Requirement :: Locate all lines in the data below that hold "comfort" and show them.

Provided information ::

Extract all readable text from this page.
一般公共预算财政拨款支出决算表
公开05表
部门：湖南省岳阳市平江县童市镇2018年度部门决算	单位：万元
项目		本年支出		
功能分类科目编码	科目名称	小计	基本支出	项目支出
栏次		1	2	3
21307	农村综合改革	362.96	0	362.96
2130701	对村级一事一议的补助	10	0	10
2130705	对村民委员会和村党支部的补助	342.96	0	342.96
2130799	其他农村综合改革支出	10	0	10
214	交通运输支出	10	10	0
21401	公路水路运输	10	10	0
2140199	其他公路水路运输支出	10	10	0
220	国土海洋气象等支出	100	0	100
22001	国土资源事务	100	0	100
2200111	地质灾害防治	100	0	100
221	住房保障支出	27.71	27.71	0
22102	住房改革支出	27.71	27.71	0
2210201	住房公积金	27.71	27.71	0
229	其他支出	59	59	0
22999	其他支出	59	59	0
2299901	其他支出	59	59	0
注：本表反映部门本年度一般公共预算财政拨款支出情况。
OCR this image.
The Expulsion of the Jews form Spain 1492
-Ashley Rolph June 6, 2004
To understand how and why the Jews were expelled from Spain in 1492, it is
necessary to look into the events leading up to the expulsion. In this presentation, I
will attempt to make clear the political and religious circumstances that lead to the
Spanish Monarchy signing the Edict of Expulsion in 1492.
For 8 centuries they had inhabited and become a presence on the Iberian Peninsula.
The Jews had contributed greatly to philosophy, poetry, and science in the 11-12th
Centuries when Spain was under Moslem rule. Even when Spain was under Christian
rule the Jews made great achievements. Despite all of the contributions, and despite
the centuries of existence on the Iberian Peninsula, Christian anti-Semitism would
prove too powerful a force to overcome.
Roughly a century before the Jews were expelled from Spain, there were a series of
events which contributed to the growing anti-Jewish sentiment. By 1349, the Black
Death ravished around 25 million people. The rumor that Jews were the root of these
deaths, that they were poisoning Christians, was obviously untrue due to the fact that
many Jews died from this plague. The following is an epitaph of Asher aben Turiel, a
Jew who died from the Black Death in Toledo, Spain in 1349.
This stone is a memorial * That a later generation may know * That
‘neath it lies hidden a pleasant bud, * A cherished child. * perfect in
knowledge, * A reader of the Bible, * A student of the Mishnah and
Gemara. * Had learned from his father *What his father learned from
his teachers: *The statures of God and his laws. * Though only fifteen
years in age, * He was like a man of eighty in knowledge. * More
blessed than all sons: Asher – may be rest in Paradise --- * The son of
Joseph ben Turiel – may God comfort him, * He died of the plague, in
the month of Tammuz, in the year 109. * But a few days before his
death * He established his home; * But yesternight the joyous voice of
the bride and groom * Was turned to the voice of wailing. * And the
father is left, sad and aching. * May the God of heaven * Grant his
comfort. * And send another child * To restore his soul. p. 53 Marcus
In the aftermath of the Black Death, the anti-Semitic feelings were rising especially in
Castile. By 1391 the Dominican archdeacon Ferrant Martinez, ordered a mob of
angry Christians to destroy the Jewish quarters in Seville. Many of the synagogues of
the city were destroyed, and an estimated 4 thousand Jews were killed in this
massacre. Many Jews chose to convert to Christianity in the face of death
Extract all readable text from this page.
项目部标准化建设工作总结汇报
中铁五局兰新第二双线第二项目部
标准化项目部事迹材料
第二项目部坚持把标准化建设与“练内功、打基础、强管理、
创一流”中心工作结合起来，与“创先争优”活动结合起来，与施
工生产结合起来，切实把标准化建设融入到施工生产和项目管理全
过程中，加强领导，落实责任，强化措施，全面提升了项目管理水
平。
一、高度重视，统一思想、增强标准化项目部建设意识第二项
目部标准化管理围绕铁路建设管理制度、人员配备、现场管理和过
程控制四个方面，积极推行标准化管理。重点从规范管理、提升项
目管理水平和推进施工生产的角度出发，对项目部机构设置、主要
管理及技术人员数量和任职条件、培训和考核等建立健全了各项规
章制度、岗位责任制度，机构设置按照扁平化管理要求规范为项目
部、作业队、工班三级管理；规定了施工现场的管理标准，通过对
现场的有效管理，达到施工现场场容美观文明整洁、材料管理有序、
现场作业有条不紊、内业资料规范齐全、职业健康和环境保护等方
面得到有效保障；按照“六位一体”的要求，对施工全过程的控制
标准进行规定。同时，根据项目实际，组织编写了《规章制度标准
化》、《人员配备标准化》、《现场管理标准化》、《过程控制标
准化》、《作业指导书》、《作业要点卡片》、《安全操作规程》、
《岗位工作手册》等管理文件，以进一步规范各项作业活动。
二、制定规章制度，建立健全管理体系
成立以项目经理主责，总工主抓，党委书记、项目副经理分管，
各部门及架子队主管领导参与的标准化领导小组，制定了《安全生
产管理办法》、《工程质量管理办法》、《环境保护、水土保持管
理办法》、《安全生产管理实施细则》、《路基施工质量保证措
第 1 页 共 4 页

* * *

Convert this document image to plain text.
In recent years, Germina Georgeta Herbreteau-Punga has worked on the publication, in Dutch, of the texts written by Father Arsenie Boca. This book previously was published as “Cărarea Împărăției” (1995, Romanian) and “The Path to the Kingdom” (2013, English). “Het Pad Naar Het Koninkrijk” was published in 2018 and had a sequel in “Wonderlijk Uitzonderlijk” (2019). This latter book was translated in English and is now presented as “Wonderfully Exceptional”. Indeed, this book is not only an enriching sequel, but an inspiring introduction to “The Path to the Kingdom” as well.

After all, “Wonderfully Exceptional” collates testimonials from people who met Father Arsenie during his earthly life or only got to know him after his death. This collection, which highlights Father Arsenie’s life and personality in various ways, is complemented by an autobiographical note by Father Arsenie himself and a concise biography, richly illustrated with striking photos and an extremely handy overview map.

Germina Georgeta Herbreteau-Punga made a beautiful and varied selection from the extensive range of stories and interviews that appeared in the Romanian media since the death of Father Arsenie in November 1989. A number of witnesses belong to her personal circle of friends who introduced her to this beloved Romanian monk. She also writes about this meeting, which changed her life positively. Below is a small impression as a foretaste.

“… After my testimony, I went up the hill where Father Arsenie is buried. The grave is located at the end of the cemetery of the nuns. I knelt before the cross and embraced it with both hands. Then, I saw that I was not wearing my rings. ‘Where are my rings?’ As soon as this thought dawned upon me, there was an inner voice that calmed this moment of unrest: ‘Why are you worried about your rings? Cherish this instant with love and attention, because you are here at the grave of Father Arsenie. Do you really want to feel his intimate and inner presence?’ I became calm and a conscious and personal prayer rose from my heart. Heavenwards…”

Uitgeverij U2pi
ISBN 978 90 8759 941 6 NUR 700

Response to the task ::
Joseph ben Turiel – may God comfort him, * He died of the plague, in
comfort. * And send another child * To restore his soul. p. 53 Marcus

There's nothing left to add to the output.